WHAT YOU SHOULD DO → All of the material below is to be returned exactly.

──────── EXERCISE MATERIAL ────────

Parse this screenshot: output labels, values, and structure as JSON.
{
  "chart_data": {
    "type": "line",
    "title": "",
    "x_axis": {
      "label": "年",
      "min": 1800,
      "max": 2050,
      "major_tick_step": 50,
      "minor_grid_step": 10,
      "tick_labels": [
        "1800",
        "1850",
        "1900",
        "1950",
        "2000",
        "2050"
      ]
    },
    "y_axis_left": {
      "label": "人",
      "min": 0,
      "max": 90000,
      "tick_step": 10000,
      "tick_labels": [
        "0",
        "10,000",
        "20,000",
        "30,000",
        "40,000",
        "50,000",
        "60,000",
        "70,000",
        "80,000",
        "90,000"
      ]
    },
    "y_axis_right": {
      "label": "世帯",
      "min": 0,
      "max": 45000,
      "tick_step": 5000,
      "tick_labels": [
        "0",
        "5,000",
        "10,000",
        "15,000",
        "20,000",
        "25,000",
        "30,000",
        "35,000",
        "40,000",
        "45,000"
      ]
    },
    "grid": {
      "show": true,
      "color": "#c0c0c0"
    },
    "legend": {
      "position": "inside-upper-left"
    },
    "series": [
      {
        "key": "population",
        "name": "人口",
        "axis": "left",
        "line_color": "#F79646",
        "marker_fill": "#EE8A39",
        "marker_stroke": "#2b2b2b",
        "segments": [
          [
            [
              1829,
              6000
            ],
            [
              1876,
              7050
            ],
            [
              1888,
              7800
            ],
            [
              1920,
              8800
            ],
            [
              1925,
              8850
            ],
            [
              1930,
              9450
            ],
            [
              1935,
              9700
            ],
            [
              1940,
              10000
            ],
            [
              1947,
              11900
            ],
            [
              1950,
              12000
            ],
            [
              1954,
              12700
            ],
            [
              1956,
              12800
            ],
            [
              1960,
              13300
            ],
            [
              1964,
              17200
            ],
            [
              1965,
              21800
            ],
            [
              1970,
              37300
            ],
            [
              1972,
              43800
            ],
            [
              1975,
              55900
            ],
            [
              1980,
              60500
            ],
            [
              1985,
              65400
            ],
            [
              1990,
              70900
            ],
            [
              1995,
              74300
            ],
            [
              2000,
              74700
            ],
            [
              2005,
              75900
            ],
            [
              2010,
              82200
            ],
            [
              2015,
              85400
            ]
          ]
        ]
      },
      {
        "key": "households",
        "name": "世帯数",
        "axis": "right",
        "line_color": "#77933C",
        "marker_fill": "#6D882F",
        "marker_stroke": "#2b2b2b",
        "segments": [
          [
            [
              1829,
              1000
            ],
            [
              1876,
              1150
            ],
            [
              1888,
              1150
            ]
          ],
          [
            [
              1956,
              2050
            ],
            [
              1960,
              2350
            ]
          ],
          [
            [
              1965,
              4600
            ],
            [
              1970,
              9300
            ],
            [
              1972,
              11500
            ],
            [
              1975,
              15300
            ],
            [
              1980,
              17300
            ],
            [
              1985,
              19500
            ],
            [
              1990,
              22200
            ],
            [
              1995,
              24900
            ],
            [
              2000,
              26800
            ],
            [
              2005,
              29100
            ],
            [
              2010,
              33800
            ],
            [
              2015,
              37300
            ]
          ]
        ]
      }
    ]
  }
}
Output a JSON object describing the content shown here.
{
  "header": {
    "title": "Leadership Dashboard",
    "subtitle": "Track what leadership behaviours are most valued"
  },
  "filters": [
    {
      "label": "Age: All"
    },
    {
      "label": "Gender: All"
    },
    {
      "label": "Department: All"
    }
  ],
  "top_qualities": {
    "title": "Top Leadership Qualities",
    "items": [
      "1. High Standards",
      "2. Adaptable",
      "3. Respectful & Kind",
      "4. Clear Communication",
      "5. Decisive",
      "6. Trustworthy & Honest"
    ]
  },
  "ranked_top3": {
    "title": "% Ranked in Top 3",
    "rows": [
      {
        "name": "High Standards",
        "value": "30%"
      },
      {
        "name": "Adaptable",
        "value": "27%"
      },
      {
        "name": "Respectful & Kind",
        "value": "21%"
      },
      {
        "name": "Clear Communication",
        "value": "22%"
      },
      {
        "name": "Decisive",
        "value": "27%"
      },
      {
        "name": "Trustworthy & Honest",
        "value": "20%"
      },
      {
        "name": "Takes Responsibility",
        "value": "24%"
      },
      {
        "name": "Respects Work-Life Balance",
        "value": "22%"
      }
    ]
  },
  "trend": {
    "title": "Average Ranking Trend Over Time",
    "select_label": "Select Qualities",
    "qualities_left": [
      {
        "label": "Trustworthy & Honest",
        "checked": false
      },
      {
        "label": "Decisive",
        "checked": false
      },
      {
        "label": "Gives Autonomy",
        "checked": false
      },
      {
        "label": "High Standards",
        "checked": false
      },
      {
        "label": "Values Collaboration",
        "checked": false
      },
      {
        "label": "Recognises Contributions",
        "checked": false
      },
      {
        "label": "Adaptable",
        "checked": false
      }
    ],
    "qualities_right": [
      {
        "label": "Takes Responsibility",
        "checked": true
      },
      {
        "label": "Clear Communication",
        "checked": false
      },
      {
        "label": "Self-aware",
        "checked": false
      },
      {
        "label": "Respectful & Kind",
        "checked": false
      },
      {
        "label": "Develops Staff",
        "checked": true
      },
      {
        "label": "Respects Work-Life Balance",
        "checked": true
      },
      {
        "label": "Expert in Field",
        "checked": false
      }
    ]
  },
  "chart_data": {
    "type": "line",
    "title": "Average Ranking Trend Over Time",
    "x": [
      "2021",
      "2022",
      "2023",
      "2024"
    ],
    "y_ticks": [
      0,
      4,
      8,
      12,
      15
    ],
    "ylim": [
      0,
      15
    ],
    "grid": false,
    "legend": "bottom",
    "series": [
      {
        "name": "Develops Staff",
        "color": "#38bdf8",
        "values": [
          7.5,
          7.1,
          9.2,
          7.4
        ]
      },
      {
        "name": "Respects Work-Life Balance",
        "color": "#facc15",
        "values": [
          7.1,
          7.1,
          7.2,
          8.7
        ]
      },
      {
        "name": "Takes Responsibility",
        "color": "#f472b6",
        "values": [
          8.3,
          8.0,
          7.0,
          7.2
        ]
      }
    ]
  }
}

────────

SOLUTION TO THIS TASK →
Parse this screenshot: output labels, values, and structure as JSON.
{
  "chart_data": {
    "type": "line",
    "title": "",
    "x_axis": {
      "label": "年",
      "min": 1800,
      "max": 2050,
      "major_tick_step": 50,
      "minor_grid_step": 10,
      "tick_labels": [
        "1800",
        "1850",
        "1900",
        "1950",
        "2000",
        "2050"
      ]
    },
    "y_axis_left": {
      "label": "人",
      "min": 0,
      "max": 90000,
      "tick_step": 10000,
      "tick_labels": [
        "0",
        "10,000",
        "20,000",
        "30,000",
        "40,000",
        "50,000",
        "60,000",
        "70,000",
        "80,000",
        "90,000"
      ]
    },
    "y_axis_right": {
      "label": "世帯",
      "min": 0,
      "max": 45000,
      "tick_step": 5000,
      "tick_labels": [
        "0",
        "5,000",
        "10,000",
        "15,000",
        "20,000",
        "25,000",
        "30,000",
        "35,000",
        "40,000",
        "45,000"
      ]
    },
    "grid": {
      "show": true,
      "color": "#c0c0c0"
    },
    "legend": {
      "position": "inside-upper-left"
    },
    "series": [
      {
        "key": "population",
        "name": "人口",
        "axis": "left",
        "line_color": "#F79646",
        "marker_fill": "#EE8A39",
        "marker_stroke": "#2b2b2b",
        "segments": [
          [
            [
              1829,
              6000
            ],
            [
              1876,
              7050
            ],
            [
              1888,
              7800
            ],
            [
              1920,
              8800
            ],
            [
              1925,
              8850
            ],
            [
              1930,
              9450
            ],
            [
              1935,
              9700
            ],
            [
              1940,
              10000
            ],
            [
              1947,
              11900
            ],
            [
              1950,
              12000
            ],
            [
              1954,
              12700
            ],
            [
              1956,
              12800
            ],
            [
              1960,
              13300
            ],
            [
              1964,
              17200
            ],
            [
              1965,
              21800
            ],
            [
              1970,
              37300
            ],
            [
              1972,
              43800
            ],
            [
              1975,
              55900
            ],
            [
              1980,
              60500
            ],
            [
              1985,
              65400
            ],
            [
              1990,
              70900
            ],
            [
              1995,
              74300
            ],
            [
              2000,
              74700
            ],
            [
              2005,
              75900
            ],
            [
              2010,
              82200
            ],
            [
              2015,
              85400
            ]
          ]
        ]
      },
      {
        "key": "households",
        "name": "世帯数",
        "axis": "right",
        "line_color": "#77933C",
        "marker_fill": "#6D882F",
        "marker_stroke": "#2b2b2b",
        "segments": [
          [
            [
              1829,
              1000
            ],
            [
              1876,
              1150
            ],
            [
              1888,
              1150
            ]
          ],
          [
            [
              1956,
              2050
            ],
            [
              1960,
              2350
            ]
          ],
          [
            [
              1965,
              4600
            ],
            [
              1970,
              9300
            ],
            [
              1972,
              11500
            ],
            [
              1975,
              15300
            ],
            [
              1980,
              17300
            ],
            [
              1985,
              19500
            ],
            [
              1990,
              22200
            ],
            [
              1995,
              24900
            ],
            [
              2000,
              26800
            ],
            [
              2005,
              29100
            ],
            [
              2010,
              33800
            ],
            [
              2015,
              37300
            ]
          ]
        ]
      }
    ]
  }
}
Output a JSON object describing the content shown here.
{
  "header": {
    "title": "Leadership Dashboard",
    "subtitle": "Track what leadership behaviours are most valued"
  },
  "filters": [
    {
      "label": "Age: All"
    },
    {
      "label": "Gender: All"
    },
    {
      "label": "Department: All"
    }
  ],
  "top_qualities": {
    "title": "Top Leadership Qualities",
    "items": [
      "1. High Standards",
      "2. Adaptable",
      "3. Respectful & Kind",
      "4. Clear Communication",
      "5. Decisive",
      "6. Trustworthy & Honest"
    ]
  },
  "ranked_top3": {
    "title": "% Ranked in Top 3",
    "rows": [
      {
        "name": "High Standards",
        "value": "30%"
      },
      {
        "name": "Adaptable",
        "value": "27%"
      },
      {
        "name": "Respectful & Kind",
        "value": "21%"
      },
      {
        "name": "Clear Communication",
        "value": "22%"
      },
      {
        "name": "Decisive",
        "value": "27%"
      },
      {
        "name": "Trustworthy & Honest",
        "value": "20%"
      },
      {
        "name": "Takes Responsibility",
        "value": "24%"
      },
      {
        "name": "Respects Work-Life Balance",
        "value": "22%"
      }
    ]
  },
  "trend": {
    "title": "Average Ranking Trend Over Time",
    "select_label": "Select Qualities",
    "qualities_left": [
      {
        "label": "Trustworthy & Honest",
        "checked": false
      },
      {
        "label": "Decisive",
        "checked": false
      },
      {
        "label": "Gives Autonomy",
        "checked": false
      },
      {
        "label": "High Standards",
        "checked": false
      },
      {
        "label": "Values Collaboration",
        "checked": false
      },
      {
        "label": "Recognises Contributions",
        "checked": false
      },
      {
        "label": "Adaptable",
        "checked": false
      }
    ],
    "qualities_right": [
      {
        "label": "Takes Responsibility",
        "checked": true
      },
      {
        "label": "Clear Communication",
        "checked": false
      },
      {
        "label": "Self-aware",
        "checked": false
      },
      {
        "label": "Respectful & Kind",
        "checked": false
      },
      {
        "label": "Develops Staff",
        "checked": true
      },
      {
        "label": "Respects Work-Life Balance",
        "checked": true
      },
      {
        "label": "Expert in Field",
        "checked": false
      }
    ]
  },
  "chart_data": {
    "type": "line",
    "title": "Average Ranking Trend Over Time",
    "x": [
      "2021",
      "2022",
      "2023",
      "2024"
    ],
    "y_ticks": [
      0,
      4,
      8,
      12,
      15
    ],
    "ylim": [
      0,
      15
    ],
    "grid": false,
    "legend": "bottom",
    "series": [
      {
        "name": "Develops Staff",
        "color": "#38bdf8",
        "values": [
          7.5,
          7.1,
          9.2,
          7.4
        ]
      },
      {
        "name": "Respects Work-Life Balance",
        "color": "#facc15",
        "values": [
          7.1,
          7.1,
          7.2,
          8.7
        ]
      },
      {
        "name": "Takes Responsibility",
        "color": "#f472b6",
        "values": [
          8.3,
          8.0,
          7.0,
          7.2
        ]
      }
    ]
  }
}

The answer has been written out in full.